*** Opening Records shown ***
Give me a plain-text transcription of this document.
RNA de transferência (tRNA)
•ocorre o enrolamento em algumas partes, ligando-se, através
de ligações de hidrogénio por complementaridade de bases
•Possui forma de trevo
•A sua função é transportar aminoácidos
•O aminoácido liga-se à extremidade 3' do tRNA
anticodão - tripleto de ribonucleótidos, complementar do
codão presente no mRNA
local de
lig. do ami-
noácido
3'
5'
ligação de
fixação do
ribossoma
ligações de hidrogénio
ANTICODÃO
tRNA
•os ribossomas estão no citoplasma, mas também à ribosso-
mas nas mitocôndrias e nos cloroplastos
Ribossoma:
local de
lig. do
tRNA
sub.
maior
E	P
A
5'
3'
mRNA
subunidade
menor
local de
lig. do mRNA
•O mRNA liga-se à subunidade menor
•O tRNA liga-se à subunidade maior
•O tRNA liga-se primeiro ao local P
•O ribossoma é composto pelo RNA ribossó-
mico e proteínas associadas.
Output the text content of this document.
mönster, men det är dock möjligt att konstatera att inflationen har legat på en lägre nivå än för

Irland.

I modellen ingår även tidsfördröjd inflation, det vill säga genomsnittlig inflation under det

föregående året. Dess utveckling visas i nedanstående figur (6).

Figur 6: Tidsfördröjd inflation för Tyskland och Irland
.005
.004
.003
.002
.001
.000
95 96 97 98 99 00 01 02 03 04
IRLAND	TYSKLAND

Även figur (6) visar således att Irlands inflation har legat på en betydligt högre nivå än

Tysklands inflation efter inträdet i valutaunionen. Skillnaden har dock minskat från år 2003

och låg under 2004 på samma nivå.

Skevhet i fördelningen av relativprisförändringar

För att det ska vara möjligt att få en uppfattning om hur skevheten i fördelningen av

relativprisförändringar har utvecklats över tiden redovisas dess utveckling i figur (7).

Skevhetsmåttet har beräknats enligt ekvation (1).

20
*** Closing Records shown ***
Task goal.
Identify the lines in the records above that contain the word "text", then state how many there are and nothing more.

Expected answer.
2